Data records:
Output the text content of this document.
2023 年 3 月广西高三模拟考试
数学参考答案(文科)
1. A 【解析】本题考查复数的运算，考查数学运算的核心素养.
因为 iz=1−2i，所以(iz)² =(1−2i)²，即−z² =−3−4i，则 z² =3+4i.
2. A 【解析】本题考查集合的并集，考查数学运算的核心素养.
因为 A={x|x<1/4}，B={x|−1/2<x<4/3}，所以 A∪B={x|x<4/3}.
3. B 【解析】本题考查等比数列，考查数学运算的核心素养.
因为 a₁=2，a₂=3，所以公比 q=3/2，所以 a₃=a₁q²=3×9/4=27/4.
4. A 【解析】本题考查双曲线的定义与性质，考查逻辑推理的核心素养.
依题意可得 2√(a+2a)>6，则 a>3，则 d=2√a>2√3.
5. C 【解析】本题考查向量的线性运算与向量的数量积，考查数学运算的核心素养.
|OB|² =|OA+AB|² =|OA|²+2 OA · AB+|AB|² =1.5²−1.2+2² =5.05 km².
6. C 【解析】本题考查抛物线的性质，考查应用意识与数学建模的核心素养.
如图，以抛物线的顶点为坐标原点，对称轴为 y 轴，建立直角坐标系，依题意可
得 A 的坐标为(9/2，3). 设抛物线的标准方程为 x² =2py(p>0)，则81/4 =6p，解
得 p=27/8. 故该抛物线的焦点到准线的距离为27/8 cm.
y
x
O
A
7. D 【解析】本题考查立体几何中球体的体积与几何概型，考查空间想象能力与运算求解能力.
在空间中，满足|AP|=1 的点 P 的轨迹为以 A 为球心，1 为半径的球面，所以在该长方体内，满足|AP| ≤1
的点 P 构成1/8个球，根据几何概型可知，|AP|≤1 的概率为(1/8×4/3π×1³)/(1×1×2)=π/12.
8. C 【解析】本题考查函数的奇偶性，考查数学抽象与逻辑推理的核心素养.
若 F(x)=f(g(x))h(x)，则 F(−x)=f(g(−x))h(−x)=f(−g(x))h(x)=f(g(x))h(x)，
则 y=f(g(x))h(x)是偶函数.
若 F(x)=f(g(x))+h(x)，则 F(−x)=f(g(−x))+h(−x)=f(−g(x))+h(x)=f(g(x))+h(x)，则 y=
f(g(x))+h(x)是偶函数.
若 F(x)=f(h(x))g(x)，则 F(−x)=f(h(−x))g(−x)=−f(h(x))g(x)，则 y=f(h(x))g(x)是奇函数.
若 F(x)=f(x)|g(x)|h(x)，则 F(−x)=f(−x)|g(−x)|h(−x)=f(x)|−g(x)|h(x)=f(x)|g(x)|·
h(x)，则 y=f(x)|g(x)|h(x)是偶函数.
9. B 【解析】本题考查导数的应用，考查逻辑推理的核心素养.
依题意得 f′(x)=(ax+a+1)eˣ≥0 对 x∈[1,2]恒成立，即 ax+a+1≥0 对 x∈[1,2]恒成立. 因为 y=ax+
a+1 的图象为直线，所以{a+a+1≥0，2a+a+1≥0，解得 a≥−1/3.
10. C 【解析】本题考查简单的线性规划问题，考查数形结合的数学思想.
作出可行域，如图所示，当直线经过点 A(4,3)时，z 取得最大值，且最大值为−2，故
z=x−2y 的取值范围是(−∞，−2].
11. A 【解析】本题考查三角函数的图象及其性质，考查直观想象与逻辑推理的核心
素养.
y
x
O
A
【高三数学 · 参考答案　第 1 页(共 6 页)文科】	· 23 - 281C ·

What is expected: Write only the number of lines in the records that include the word "考查数学运算的核心素养".

Problem solution: 4